** Data for processing **
==================================================
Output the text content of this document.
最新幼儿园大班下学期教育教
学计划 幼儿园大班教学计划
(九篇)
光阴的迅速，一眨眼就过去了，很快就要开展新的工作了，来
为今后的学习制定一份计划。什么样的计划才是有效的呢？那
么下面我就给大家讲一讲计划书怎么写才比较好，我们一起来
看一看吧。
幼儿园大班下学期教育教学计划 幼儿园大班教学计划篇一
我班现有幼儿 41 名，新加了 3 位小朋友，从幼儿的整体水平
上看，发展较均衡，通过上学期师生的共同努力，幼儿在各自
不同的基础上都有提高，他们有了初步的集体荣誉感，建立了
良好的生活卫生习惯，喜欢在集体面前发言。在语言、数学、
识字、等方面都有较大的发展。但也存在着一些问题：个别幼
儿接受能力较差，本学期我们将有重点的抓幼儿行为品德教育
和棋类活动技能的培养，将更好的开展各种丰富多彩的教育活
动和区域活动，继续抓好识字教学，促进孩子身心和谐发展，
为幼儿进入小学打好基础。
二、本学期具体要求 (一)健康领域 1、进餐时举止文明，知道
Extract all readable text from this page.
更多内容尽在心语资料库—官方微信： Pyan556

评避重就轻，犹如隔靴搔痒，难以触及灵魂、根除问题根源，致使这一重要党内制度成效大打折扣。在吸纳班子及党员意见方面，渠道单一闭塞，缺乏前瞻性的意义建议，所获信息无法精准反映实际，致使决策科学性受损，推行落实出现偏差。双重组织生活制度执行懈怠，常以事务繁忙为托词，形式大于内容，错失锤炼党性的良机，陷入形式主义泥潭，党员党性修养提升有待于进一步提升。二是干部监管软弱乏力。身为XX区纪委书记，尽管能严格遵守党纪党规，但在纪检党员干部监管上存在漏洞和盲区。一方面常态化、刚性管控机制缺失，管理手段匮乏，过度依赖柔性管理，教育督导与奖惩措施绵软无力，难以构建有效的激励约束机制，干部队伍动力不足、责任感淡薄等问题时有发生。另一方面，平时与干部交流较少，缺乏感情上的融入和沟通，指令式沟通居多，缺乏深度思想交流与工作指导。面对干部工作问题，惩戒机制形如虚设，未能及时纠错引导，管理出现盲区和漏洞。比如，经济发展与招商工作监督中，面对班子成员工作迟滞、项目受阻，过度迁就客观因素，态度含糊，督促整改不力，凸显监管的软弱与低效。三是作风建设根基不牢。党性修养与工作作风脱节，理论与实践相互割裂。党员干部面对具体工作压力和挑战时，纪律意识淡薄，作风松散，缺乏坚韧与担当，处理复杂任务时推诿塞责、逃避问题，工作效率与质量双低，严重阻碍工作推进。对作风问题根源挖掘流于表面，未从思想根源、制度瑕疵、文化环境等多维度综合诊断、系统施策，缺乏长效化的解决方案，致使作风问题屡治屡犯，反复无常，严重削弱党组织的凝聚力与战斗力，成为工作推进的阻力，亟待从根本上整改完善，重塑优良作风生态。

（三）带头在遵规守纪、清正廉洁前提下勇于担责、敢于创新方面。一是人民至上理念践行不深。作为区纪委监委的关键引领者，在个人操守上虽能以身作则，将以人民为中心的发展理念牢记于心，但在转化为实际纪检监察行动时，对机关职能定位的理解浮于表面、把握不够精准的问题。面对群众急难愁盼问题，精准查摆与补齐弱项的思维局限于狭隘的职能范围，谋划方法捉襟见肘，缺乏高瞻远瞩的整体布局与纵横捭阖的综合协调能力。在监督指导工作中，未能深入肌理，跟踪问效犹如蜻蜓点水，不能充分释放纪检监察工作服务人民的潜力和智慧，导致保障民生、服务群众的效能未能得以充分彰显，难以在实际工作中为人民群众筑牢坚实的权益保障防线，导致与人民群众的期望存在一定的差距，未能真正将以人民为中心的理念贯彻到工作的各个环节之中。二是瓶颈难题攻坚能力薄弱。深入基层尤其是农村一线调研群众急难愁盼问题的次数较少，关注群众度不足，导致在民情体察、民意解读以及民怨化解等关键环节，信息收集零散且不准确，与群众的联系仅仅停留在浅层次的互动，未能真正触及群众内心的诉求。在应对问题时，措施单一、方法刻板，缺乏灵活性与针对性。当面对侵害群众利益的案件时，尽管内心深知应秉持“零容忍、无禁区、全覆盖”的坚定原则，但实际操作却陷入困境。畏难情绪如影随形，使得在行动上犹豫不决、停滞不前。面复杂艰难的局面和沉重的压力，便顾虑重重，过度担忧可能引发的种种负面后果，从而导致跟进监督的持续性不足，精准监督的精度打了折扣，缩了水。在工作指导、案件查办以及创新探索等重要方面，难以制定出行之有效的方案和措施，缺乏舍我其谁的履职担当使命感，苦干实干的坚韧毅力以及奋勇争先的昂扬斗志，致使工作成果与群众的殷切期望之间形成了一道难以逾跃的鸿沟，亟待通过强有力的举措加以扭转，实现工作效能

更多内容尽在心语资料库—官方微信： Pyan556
==================================================
Quote all the records. Keep every word exact.

Output the text content of this document.
最新幼儿园大班下学期教育教
学计划 幼儿园大班教学计划
(九篇)
光阴的迅速，一眨眼就过去了，很快就要开展新的工作了，来
为今后的学习制定一份计划。什么样的计划才是有效的呢？那
么下面我就给大家讲一讲计划书怎么写才比较好，我们一起来
看一看吧。
幼儿园大班下学期教育教学计划 幼儿园大班教学计划篇一
我班现有幼儿 41 名，新加了 3 位小朋友，从幼儿的整体水平
上看，发展较均衡，通过上学期师生的共同努力，幼儿在各自
不同的基础上都有提高，他们有了初步的集体荣誉感，建立了
良好的生活卫生习惯，喜欢在集体面前发言。在语言、数学、
识字、等方面都有较大的发展。但也存在着一些问题：个别幼
儿接受能力较差，本学期我们将有重点的抓幼儿行为品德教育
和棋类活动技能的培养，将更好的开展各种丰富多彩的教育活
动和区域活动，继续抓好识字教学，促进孩子身心和谐发展，
为幼儿进入小学打好基础。
二、本学期具体要求 (一)健康领域 1、进餐时举止文明，知道
Extract all readable text from this page.
更多内容尽在心语资料库—官方微信： Pyan556

评避重就轻，犹如隔靴搔痒，难以触及灵魂、根除问题根源，致使这一重要党内制度成效大打折扣。在吸纳班子及党员意见方面，渠道单一闭塞，缺乏前瞻性的意义建议，所获信息无法精准反映实际，致使决策科学性受损，推行落实出现偏差。双重组织生活制度执行懈怠，常以事务繁忙为托词，形式大于内容，错失锤炼党性的良机，陷入形式主义泥潭，党员党性修养提升有待于进一步提升。二是干部监管软弱乏力。身为XX区纪委书记，尽管能严格遵守党纪党规，但在纪检党员干部监管上存在漏洞和盲区。一方面常态化、刚性管控机制缺失，管理手段匮乏，过度依赖柔性管理，教育督导与奖惩措施绵软无力，难以构建有效的激励约束机制，干部队伍动力不足、责任感淡薄等问题时有发生。另一方面，平时与干部交流较少，缺乏感情上的融入和沟通，指令式沟通居多，缺乏深度思想交流与工作指导。面对干部工作问题，惩戒机制形如虚设，未能及时纠错引导，管理出现盲区和漏洞。比如，经济发展与招商工作监督中，面对班子成员工作迟滞、项目受阻，过度迁就客观因素，态度含糊，督促整改不力，凸显监管的软弱与低效。三是作风建设根基不牢。党性修养与工作作风脱节，理论与实践相互割裂。党员干部面对具体工作压力和挑战时，纪律意识淡薄，作风松散，缺乏坚韧与担当，处理复杂任务时推诿塞责、逃避问题，工作效率与质量双低，严重阻碍工作推进。对作风问题根源挖掘流于表面，未从思想根源、制度瑕疵、文化环境等多维度综合诊断、系统施策，缺乏长效化的解决方案，致使作风问题屡治屡犯，反复无常，严重削弱党组织的凝聚力与战斗力，成为工作推进的阻力，亟待从根本上整改完善，重塑优良作风生态。

（三）带头在遵规守纪、清正廉洁前提下勇于担责、敢于创新方面。一是人民至上理念践行不深。作为区纪委监委的关键引领者，在个人操守上虽能以身作则，将以人民为中心的发展理念牢记于心，但在转化为实际纪检监察行动时，对机关职能定位的理解浮于表面、把握不够精准的问题。面对群众急难愁盼问题，精准查摆与补齐弱项的思维局限于狭隘的职能范围，谋划方法捉襟见肘，缺乏高瞻远瞩的整体布局与纵横捭阖的综合协调能力。在监督指导工作中，未能深入肌理，跟踪问效犹如蜻蜓点水，不能充分释放纪检监察工作服务人民的潜力和智慧，导致保障民生、服务群众的效能未能得以充分彰显，难以在实际工作中为人民群众筑牢坚实的权益保障防线，导致与人民群众的期望存在一定的差距，未能真正将以人民为中心的理念贯彻到工作的各个环节之中。二是瓶颈难题攻坚能力薄弱。深入基层尤其是农村一线调研群众急难愁盼问题的次数较少，关注群众度不足，导致在民情体察、民意解读以及民怨化解等关键环节，信息收集零散且不准确，与群众的联系仅仅停留在浅层次的互动，未能真正触及群众内心的诉求。在应对问题时，措施单一、方法刻板，缺乏灵活性与针对性。当面对侵害群众利益的案件时，尽管内心深知应秉持“零容忍、无禁区、全覆盖”的坚定原则，但实际操作却陷入困境。畏难情绪如影随形，使得在行动上犹豫不决、停滞不前。面复杂艰难的局面和沉重的压力，便顾虑重重，过度担忧可能引发的种种负面后果，从而导致跟进监督的持续性不足，精准监督的精度打了折扣，缩了水。在工作指导、案件查办以及创新探索等重要方面，难以制定出行之有效的方案和措施，缺乏舍我其谁的履职担当使命感，苦干实干的坚韧毅力以及奋勇争先的昂扬斗志，致使工作成果与群众的殷切期望之间形成了一道难以逾跃的鸿沟，亟待通过强有力的举措加以扭转，实现工作效能

更多内容尽在心语资料库—官方微信： Pyan556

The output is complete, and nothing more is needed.